━━ RECORD LIST

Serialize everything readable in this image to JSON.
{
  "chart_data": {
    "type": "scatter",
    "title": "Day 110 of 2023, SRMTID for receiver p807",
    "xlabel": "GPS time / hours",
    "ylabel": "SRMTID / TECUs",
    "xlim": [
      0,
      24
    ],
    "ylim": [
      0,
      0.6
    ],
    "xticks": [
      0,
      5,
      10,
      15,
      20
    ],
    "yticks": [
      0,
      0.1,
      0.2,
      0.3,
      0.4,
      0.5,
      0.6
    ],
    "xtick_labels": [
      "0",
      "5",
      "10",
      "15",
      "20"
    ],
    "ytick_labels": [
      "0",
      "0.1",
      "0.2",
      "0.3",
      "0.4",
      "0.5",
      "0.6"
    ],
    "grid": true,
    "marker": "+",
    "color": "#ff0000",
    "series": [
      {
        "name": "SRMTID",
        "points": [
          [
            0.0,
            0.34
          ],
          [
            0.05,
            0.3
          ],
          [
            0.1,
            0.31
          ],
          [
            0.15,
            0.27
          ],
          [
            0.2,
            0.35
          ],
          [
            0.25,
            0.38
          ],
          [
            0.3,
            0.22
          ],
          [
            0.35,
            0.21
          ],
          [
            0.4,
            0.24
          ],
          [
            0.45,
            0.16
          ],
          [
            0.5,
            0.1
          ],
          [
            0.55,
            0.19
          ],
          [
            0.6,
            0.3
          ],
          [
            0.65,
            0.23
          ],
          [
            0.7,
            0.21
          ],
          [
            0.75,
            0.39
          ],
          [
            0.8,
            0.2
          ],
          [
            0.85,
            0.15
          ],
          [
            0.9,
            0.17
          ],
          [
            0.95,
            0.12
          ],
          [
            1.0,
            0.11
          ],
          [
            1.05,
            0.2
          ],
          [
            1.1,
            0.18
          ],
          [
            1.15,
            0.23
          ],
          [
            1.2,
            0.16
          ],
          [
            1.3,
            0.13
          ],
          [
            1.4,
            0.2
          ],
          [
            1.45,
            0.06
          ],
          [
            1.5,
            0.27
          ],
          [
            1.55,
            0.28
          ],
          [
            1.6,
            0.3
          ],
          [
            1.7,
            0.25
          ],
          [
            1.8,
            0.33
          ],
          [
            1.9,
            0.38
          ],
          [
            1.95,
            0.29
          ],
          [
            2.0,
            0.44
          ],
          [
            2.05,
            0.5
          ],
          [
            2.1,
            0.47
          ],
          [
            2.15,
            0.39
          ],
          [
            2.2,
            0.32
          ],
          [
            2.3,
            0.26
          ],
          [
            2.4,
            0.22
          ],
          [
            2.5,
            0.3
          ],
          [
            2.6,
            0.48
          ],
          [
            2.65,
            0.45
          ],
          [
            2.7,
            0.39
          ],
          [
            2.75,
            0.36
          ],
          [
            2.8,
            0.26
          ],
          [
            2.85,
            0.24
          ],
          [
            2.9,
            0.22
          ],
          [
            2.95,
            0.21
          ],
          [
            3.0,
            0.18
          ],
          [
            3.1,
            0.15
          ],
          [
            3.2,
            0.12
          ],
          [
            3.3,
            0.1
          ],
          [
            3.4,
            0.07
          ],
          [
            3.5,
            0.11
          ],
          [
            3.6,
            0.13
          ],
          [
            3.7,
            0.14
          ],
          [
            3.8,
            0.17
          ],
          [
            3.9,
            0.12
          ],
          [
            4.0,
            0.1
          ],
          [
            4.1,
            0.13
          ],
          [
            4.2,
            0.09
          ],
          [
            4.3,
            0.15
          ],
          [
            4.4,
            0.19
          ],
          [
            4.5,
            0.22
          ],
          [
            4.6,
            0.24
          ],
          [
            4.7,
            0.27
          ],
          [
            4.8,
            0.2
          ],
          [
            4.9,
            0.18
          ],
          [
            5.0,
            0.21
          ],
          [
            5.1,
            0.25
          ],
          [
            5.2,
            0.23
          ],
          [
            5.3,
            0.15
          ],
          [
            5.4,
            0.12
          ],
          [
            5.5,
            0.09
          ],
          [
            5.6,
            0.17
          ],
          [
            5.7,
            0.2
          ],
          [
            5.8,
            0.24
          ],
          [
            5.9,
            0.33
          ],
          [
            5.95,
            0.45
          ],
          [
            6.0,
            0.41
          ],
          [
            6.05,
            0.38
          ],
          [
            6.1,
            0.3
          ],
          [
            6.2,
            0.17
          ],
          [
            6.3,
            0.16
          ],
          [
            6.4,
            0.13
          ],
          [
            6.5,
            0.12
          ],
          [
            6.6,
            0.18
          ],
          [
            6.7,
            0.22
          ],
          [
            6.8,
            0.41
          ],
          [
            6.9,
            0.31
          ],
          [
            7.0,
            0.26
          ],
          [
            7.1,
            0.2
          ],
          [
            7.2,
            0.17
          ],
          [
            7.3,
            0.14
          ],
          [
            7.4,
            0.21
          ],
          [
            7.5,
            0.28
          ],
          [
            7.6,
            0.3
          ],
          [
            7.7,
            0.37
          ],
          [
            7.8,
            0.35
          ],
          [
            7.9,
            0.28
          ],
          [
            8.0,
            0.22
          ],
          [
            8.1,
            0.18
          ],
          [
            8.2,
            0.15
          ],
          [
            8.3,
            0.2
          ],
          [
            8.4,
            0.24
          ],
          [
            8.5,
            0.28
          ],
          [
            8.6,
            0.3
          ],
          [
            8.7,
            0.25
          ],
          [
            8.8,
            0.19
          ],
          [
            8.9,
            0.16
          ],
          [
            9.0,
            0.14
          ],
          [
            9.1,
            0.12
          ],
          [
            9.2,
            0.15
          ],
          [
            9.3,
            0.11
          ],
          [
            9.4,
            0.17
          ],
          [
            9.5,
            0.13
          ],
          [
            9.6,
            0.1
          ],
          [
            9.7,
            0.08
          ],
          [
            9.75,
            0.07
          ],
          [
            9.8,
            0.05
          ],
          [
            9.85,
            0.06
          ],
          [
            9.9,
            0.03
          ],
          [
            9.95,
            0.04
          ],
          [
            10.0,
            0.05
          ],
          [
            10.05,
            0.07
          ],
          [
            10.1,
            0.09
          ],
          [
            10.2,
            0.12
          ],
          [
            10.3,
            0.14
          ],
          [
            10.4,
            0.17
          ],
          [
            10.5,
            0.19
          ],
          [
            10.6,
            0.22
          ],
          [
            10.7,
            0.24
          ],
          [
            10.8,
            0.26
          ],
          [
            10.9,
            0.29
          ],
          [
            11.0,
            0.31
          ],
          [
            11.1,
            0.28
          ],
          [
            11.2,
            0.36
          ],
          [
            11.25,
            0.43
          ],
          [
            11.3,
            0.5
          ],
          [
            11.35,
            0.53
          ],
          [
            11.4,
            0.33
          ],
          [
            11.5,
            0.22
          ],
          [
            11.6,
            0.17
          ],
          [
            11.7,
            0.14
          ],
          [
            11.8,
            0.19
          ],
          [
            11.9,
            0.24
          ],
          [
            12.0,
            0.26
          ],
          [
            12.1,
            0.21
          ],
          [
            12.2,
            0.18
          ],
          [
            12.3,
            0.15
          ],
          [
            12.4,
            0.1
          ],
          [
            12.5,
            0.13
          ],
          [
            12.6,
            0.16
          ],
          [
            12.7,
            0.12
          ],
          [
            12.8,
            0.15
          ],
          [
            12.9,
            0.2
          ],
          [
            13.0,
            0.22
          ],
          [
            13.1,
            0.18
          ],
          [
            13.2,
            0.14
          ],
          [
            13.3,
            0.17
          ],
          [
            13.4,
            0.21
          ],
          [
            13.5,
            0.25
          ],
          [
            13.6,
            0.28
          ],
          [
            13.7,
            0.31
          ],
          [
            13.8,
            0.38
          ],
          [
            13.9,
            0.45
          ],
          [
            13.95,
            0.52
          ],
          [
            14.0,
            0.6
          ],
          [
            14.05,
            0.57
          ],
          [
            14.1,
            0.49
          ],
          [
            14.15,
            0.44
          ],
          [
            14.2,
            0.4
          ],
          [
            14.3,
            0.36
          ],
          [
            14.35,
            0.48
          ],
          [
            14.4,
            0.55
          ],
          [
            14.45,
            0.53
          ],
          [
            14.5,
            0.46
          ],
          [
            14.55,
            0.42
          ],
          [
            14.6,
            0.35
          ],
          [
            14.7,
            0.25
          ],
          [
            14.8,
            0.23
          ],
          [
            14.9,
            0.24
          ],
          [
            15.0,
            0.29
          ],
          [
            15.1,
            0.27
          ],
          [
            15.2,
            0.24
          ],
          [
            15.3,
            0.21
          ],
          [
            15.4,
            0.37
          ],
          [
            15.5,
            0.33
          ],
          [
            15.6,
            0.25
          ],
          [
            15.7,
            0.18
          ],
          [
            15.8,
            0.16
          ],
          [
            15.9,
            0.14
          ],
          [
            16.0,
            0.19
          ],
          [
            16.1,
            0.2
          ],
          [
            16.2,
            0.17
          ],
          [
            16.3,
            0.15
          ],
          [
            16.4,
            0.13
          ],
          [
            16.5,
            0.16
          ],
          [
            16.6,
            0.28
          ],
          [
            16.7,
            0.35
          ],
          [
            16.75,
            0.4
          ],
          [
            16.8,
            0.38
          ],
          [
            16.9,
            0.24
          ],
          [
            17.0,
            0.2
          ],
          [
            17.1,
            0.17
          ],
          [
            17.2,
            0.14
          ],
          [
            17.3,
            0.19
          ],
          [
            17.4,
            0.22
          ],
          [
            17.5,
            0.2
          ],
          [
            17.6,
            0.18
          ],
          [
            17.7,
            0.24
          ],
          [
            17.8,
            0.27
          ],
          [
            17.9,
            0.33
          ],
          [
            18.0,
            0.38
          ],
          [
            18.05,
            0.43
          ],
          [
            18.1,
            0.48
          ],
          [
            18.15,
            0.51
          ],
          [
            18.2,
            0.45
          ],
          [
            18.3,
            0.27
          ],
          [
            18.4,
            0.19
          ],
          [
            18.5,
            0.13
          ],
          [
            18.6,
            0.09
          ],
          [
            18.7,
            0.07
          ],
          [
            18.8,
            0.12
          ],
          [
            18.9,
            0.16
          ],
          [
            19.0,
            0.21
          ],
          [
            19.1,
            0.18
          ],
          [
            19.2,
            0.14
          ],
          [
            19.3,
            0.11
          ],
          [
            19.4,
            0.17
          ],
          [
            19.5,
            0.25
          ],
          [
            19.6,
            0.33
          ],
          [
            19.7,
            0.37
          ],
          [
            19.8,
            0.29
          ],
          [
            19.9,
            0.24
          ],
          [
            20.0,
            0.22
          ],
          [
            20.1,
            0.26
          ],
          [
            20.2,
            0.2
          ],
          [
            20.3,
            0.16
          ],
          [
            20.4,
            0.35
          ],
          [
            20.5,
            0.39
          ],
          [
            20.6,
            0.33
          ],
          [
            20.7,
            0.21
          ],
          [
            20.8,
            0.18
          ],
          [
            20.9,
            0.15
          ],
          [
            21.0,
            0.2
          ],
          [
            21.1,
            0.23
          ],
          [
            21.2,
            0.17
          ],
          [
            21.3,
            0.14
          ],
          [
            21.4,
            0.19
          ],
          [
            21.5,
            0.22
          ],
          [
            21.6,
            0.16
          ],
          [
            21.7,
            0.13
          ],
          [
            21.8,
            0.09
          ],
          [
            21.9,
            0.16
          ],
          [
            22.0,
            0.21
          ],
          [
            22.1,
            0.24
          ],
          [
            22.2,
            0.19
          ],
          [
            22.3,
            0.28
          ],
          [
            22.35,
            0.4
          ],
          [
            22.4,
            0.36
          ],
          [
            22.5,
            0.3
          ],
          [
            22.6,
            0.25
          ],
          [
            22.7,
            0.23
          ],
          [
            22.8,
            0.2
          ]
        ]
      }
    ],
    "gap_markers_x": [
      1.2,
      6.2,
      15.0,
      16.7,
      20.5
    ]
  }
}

━━━━

_WRITTEN INSTRUCTION_
Your task is to pick out every line with the string "SRMTID" and copy it.

_EXERCISE RESPONSE_
    "title": "Day 110 of 2023, SRMTID for receiver p807",
    "ylabel": "SRMTID / TECUs",
        "name": "SRMTID",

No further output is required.